## Start Entries shown
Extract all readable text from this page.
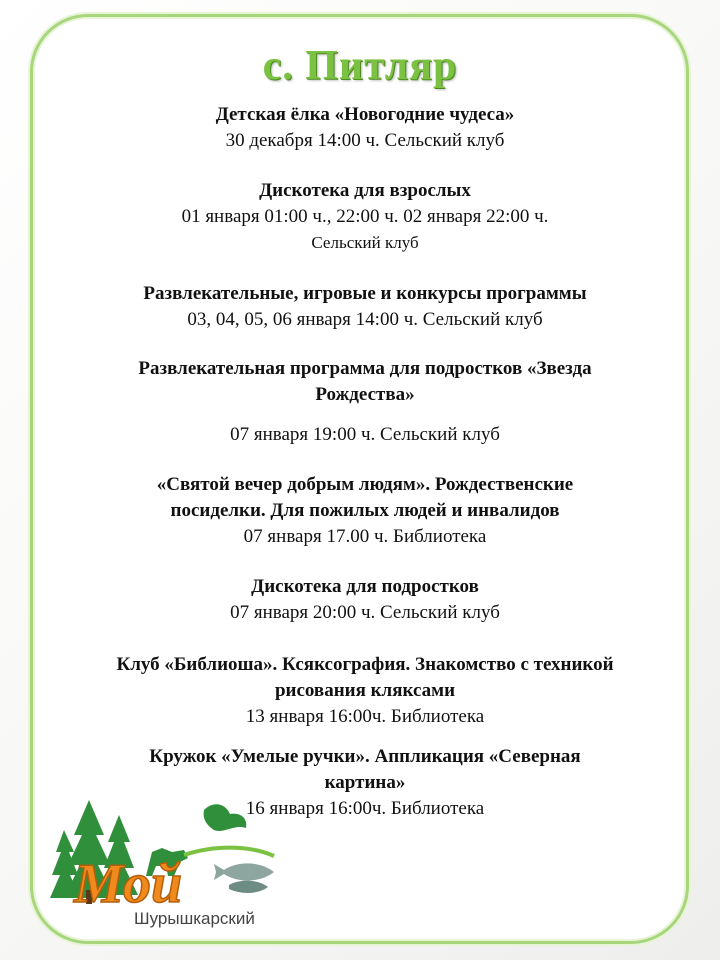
с. Питляр
Детская ёлка «Новогодние чудеса»
30 декабря 14:00 ч. Сельский клуб
Дискотека для взрослых
01 января 01:00 ч., 22:00 ч. 02 января 22:00 ч.
Сельский клуб
Развлекательные, игровые и конкурсы программы
03, 04, 05, 06 января 14:00 ч. Сельский клуб
Развлекательная программа для подростков «Звезда
Рождества»
07 января 19:00 ч. Сельский клуб
«Святой вечер добрым людям». Рождественские
посиделки. Для пожилых людей и инвалидов
07 января 17.00 ч. Библиотека
Дискотека для подростков
07 января 20:00 ч. Сельский клуб
Клуб «Библиоша». Ксяксография. Знакомство с техникой
рисования кляксами
13 января 16:00ч. Библиотека
Кружок «Умелые ручки». Аппликация «Северная
картина»
16 января 16:00ч. Библиотека
Мой
Шурышкарский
## End Entries shown
## [Directions]
Search the lines above for the string "Дискотека", then show every one that has it.

## [Complete response]
Дискотека для взрослых
Дискотека для подростков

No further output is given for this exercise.